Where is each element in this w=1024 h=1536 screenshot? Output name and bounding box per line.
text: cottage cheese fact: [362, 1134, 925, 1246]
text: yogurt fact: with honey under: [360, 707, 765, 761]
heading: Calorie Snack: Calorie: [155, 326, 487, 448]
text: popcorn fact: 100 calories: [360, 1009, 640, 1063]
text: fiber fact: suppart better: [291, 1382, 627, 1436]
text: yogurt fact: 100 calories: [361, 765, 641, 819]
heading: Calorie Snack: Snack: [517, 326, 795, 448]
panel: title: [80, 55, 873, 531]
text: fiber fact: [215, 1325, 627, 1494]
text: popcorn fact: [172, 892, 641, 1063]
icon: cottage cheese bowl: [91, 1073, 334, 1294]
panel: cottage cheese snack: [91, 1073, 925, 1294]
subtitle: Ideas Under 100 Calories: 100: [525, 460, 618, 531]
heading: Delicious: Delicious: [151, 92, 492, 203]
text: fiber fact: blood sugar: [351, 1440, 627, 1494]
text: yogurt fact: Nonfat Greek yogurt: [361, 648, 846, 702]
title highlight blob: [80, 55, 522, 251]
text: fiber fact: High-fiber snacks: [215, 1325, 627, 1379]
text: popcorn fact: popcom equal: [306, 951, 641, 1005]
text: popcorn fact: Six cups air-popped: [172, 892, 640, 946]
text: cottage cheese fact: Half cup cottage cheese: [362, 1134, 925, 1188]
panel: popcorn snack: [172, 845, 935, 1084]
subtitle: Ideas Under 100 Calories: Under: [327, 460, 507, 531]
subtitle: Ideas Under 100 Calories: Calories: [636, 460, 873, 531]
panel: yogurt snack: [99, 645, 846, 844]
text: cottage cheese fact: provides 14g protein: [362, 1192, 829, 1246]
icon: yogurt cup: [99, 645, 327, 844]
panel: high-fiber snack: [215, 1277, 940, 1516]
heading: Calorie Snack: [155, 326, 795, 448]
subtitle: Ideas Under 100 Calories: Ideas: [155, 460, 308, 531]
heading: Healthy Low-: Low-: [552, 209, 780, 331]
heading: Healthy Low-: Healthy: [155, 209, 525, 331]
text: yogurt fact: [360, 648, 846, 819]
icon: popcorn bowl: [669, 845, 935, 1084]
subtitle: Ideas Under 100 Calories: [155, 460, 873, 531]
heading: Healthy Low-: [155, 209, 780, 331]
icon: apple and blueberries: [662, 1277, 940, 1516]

════════

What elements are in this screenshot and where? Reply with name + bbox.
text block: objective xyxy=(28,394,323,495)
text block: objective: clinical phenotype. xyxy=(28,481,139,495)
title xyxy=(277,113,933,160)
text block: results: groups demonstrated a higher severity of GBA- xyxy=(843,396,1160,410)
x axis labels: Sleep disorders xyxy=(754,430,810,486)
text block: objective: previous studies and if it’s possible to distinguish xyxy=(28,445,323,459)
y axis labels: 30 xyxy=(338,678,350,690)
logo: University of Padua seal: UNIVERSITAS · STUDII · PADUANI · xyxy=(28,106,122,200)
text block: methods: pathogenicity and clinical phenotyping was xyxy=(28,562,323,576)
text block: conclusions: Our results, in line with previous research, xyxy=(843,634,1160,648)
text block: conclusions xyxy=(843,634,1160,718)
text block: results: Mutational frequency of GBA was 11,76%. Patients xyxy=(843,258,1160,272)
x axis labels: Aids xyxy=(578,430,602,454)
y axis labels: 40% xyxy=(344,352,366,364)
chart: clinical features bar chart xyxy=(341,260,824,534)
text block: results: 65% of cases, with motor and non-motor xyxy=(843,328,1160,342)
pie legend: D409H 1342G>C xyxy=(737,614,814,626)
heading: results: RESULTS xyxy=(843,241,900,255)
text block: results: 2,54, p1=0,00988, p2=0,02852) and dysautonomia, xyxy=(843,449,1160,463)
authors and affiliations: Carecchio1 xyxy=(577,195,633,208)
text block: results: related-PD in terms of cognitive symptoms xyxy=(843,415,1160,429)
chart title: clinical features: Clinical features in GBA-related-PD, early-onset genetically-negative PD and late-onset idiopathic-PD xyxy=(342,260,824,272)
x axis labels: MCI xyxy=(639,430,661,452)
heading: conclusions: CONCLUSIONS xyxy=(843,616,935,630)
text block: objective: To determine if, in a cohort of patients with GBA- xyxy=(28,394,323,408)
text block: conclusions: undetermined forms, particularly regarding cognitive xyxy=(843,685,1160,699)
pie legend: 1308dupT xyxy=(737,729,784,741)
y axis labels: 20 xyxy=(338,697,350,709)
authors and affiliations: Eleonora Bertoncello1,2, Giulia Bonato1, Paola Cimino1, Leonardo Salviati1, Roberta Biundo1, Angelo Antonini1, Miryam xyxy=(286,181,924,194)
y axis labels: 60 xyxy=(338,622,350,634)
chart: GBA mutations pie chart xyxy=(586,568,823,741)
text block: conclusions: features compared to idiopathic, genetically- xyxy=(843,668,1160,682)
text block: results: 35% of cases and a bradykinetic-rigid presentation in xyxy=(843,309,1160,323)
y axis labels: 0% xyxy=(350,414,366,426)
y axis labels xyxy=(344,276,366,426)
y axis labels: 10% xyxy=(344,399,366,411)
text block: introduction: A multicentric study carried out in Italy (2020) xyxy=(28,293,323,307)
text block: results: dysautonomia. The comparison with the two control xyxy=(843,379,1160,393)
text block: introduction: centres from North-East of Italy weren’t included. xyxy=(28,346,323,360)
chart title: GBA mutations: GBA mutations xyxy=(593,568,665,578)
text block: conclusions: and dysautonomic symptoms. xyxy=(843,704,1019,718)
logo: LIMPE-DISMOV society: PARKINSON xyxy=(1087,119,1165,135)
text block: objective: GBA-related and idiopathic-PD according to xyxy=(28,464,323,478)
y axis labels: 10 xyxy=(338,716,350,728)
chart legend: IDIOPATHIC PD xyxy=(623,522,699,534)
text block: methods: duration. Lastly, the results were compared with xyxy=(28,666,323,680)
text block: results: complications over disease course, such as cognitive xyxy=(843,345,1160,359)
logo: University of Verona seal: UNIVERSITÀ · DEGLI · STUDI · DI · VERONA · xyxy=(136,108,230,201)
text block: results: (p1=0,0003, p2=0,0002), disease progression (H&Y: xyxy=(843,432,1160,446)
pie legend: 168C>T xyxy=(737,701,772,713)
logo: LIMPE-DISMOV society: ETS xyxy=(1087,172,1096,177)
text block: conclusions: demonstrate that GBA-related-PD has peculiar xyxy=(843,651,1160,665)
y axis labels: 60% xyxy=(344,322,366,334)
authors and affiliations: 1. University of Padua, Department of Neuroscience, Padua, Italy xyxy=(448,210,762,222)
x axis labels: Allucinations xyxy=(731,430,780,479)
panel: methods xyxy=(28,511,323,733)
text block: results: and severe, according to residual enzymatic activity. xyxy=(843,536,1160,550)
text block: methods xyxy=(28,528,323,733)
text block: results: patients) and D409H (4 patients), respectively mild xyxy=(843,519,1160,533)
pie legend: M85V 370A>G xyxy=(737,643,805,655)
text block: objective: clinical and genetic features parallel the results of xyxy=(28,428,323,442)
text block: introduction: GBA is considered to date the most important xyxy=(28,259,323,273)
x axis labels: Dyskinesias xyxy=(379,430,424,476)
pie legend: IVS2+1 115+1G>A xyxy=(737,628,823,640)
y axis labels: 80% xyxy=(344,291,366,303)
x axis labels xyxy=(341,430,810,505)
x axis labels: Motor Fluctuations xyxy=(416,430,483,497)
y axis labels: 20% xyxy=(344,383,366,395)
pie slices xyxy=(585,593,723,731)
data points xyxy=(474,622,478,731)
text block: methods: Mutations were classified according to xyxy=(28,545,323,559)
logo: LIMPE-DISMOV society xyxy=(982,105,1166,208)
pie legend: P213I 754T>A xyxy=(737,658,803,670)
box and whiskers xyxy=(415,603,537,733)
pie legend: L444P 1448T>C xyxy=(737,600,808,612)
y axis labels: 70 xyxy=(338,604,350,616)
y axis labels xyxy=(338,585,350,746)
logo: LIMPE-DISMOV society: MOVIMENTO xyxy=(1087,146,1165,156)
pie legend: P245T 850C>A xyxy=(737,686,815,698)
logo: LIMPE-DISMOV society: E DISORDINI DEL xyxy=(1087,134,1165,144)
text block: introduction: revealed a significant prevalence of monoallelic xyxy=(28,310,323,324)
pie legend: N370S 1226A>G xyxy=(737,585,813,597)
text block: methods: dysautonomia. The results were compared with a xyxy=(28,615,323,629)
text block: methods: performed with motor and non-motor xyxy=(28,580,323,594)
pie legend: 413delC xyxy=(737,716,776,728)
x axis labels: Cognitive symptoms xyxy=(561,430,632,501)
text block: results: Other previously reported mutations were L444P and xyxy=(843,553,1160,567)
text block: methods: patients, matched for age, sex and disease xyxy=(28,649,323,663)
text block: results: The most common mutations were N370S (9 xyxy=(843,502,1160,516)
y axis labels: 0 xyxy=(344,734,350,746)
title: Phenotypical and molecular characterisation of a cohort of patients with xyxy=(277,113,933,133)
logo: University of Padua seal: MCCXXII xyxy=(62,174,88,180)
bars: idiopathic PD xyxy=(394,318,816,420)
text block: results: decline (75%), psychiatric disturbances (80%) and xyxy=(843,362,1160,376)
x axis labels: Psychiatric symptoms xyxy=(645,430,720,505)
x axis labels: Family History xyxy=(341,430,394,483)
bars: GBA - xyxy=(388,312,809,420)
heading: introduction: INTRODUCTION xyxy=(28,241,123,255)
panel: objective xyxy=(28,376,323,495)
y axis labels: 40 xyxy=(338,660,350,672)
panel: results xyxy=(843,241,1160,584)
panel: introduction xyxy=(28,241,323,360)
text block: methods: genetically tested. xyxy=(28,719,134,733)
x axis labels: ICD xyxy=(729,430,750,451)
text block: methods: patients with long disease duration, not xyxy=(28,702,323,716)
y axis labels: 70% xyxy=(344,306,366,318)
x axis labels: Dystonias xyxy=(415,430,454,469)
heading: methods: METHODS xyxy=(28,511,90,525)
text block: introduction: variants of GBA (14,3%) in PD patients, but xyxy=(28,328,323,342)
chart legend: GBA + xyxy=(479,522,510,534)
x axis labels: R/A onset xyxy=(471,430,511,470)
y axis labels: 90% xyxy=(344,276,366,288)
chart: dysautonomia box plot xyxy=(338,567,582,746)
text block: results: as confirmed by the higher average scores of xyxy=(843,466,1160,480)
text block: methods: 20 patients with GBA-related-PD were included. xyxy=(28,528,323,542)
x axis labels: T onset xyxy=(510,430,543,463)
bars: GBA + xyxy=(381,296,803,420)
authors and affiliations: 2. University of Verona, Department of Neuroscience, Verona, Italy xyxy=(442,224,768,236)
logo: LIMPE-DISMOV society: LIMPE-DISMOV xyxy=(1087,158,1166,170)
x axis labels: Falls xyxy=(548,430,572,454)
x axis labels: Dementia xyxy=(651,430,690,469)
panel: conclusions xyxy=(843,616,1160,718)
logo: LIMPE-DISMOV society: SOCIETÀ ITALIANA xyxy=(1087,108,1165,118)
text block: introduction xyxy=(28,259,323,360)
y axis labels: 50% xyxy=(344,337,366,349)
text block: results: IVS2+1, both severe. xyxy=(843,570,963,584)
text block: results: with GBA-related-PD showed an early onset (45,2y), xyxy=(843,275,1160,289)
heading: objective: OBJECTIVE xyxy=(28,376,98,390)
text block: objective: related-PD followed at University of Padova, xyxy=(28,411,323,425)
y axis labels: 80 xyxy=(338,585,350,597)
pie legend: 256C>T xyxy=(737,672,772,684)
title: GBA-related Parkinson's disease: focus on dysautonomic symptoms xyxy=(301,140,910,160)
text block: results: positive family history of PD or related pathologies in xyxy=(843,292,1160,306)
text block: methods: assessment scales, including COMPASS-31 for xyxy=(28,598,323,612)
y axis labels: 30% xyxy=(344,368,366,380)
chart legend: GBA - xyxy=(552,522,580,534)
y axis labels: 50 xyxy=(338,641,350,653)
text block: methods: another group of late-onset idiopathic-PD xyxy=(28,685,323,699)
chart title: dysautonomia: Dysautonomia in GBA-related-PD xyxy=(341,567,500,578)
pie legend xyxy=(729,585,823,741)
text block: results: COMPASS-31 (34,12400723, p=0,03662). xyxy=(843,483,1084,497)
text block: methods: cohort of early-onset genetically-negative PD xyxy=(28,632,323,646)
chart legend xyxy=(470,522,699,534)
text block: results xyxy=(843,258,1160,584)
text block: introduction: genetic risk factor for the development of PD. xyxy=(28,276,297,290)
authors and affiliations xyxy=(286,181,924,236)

════════

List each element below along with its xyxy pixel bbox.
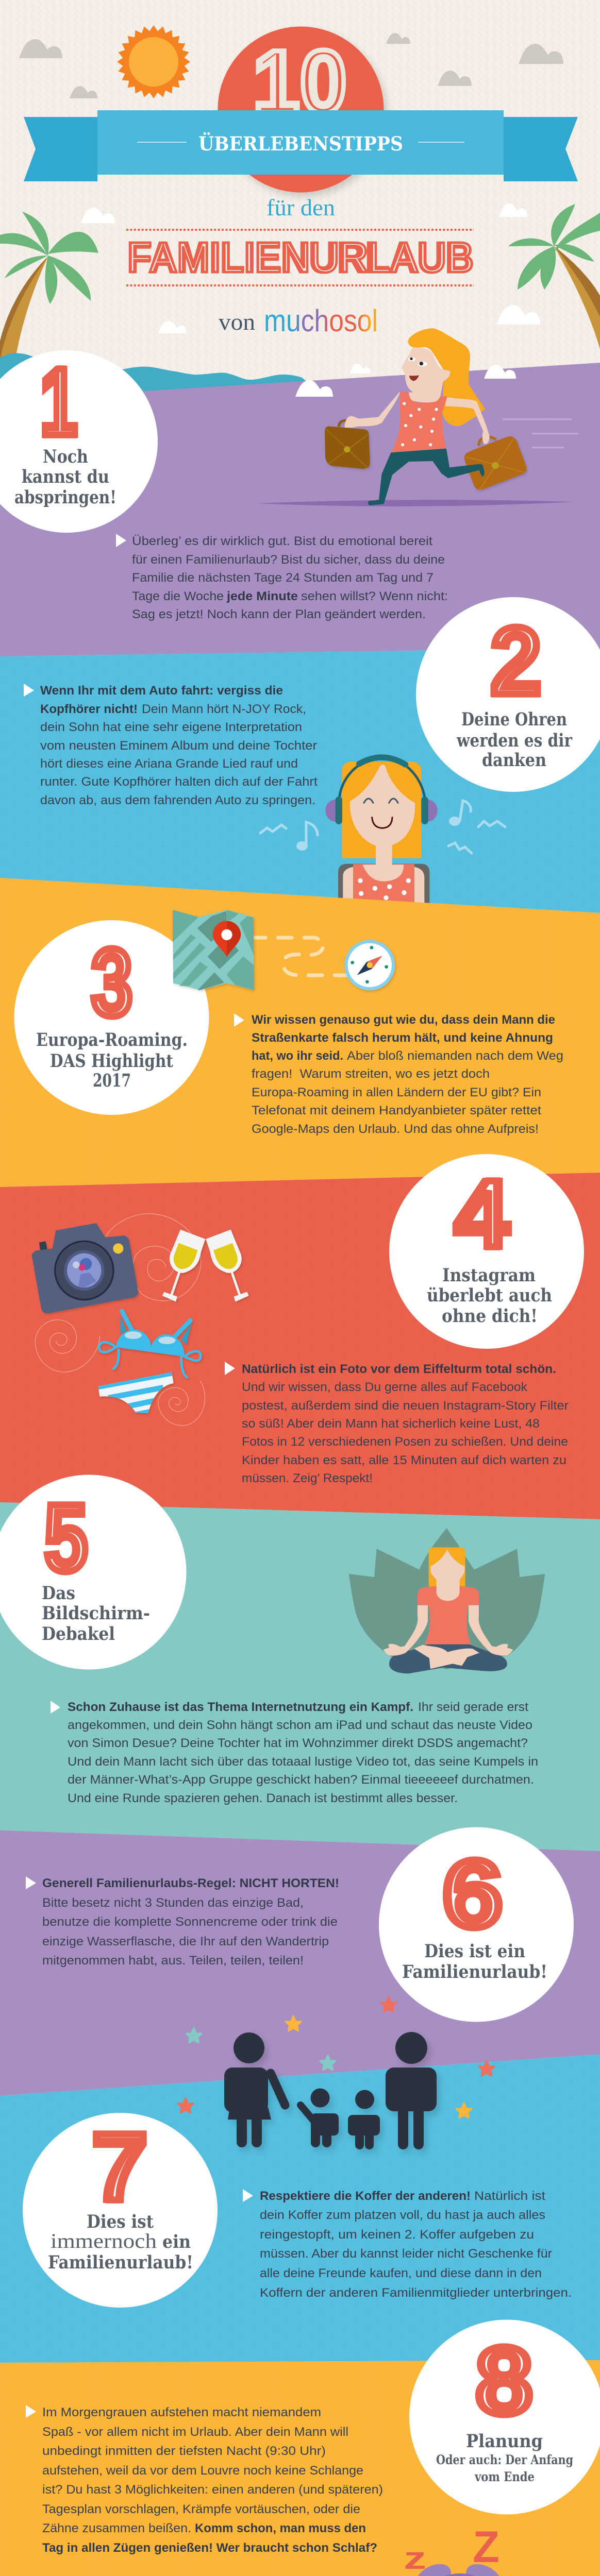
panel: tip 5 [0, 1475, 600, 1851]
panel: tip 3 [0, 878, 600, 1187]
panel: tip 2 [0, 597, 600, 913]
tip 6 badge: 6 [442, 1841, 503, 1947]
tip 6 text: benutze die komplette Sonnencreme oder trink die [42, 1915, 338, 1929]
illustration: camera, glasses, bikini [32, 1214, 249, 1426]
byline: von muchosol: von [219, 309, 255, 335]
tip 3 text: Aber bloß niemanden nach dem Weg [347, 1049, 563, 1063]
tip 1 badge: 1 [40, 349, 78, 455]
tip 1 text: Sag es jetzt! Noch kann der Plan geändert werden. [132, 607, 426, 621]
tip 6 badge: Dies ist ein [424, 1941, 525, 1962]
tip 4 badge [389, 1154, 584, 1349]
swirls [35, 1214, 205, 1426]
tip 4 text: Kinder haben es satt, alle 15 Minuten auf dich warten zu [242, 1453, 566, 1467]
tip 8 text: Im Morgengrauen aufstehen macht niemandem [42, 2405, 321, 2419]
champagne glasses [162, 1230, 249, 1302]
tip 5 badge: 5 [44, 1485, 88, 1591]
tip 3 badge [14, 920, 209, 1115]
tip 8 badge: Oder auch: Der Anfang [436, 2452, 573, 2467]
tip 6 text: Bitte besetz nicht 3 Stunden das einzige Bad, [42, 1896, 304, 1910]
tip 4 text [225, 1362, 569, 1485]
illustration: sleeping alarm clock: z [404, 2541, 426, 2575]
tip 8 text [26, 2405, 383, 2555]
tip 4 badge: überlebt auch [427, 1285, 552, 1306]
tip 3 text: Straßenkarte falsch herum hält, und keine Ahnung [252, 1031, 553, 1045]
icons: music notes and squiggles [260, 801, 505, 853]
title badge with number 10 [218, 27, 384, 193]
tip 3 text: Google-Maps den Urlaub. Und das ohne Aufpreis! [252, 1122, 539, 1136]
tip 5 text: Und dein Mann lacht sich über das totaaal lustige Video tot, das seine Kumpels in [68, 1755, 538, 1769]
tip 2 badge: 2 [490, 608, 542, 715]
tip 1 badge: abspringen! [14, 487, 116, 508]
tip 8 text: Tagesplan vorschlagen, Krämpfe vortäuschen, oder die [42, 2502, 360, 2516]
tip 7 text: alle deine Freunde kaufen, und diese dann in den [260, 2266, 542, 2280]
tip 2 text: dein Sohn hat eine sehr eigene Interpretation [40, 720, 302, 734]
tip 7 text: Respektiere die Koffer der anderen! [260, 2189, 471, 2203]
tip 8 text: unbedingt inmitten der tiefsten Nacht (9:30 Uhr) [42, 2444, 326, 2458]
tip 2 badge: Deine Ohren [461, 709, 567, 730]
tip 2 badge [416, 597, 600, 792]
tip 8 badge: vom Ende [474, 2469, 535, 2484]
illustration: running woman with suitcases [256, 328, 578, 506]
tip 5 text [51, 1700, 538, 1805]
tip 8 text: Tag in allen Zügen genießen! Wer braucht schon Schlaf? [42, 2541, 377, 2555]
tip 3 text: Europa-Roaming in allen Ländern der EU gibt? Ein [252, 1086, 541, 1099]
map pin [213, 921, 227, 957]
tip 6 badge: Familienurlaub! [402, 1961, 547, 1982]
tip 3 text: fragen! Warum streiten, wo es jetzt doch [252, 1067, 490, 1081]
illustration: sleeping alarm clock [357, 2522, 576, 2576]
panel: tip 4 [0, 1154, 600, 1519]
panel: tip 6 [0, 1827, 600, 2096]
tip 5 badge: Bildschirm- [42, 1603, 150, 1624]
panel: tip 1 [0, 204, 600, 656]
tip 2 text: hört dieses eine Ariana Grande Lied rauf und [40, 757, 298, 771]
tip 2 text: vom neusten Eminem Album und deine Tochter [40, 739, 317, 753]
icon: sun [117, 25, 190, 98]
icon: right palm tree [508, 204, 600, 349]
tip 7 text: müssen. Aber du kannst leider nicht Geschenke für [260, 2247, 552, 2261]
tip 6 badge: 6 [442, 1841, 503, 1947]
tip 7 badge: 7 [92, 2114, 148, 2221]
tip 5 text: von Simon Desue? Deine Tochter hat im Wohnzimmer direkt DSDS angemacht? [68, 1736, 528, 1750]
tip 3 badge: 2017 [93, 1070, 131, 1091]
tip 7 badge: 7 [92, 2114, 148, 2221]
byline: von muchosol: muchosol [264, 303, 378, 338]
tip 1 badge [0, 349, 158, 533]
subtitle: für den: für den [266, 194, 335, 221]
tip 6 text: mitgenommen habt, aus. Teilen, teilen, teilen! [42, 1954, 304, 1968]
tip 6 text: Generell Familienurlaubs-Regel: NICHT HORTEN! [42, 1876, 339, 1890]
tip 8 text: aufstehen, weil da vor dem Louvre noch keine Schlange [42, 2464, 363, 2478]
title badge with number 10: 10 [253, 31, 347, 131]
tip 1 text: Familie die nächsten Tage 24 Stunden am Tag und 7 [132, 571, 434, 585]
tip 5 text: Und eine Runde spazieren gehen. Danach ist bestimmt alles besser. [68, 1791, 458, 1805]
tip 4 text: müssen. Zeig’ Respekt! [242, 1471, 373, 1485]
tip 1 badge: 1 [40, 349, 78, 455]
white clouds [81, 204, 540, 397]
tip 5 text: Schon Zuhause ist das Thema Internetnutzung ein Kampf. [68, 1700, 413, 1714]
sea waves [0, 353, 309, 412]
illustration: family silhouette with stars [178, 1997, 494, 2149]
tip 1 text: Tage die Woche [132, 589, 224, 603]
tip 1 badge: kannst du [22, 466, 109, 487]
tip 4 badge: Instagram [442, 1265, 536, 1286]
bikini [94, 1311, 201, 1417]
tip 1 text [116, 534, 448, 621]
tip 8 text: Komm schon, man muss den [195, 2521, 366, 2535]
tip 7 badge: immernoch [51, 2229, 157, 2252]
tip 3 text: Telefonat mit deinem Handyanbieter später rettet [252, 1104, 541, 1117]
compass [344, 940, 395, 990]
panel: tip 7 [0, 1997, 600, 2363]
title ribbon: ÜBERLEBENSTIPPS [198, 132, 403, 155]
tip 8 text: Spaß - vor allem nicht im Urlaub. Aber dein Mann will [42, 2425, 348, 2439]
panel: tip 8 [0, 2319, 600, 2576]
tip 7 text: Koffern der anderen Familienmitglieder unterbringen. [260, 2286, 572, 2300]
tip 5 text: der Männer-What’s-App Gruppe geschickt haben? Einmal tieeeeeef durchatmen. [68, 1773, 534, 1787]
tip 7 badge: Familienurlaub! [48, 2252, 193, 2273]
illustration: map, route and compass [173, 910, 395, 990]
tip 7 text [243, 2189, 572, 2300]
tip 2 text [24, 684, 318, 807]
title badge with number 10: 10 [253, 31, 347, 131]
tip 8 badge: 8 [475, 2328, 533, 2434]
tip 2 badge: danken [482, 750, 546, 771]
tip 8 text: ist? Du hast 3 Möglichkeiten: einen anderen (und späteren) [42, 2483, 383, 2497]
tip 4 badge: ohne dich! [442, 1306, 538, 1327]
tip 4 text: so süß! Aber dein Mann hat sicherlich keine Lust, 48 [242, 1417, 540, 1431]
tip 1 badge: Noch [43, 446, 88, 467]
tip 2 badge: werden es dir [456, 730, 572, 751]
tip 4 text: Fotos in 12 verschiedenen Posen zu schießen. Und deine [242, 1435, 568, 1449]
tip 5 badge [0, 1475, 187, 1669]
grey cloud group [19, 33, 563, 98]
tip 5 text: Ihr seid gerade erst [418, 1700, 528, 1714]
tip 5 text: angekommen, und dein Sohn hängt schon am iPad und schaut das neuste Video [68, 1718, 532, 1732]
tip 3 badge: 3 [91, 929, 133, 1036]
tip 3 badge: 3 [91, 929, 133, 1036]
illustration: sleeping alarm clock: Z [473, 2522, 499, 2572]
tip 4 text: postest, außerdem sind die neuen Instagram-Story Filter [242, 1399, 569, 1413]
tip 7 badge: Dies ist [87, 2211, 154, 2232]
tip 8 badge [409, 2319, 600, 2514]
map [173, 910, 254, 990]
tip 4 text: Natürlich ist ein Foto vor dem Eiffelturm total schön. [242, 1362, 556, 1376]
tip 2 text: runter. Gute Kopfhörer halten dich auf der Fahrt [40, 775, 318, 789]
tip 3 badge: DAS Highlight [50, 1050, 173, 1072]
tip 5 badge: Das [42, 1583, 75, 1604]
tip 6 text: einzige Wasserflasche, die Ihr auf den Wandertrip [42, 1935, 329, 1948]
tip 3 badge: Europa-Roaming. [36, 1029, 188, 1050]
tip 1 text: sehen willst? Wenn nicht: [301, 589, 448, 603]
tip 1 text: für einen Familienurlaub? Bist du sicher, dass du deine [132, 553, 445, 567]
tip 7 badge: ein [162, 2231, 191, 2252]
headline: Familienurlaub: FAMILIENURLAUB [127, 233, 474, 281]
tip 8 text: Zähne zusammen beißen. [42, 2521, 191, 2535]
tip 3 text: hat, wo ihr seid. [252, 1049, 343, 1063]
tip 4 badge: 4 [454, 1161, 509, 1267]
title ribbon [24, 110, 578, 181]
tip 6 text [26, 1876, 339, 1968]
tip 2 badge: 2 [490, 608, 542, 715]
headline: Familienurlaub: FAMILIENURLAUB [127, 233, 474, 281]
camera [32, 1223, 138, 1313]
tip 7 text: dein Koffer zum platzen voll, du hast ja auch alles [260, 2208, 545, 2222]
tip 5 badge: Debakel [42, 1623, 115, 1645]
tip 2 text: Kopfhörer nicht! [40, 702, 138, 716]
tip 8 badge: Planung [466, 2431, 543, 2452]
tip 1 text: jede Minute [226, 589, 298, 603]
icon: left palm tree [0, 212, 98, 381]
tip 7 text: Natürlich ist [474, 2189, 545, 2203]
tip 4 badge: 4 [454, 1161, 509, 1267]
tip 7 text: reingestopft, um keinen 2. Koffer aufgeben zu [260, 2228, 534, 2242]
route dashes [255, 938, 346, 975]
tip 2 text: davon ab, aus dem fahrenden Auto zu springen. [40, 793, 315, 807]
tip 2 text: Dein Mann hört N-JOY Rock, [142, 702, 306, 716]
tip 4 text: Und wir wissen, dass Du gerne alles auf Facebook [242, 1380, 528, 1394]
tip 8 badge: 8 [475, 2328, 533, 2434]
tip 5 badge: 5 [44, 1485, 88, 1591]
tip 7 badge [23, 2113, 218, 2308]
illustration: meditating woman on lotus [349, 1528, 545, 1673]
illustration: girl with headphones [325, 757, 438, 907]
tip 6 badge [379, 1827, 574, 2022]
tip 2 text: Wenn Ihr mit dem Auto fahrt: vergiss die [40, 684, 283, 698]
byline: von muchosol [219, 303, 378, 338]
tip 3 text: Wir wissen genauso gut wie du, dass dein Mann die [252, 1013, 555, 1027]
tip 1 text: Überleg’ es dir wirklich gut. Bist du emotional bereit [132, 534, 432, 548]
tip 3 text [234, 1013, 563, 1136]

════════

== TASK GOAL ==
If a line in the material above contains the word "ohne", it counts; give only the number of such lines.

== ANSWER FOR THIS EXERCISE ==
2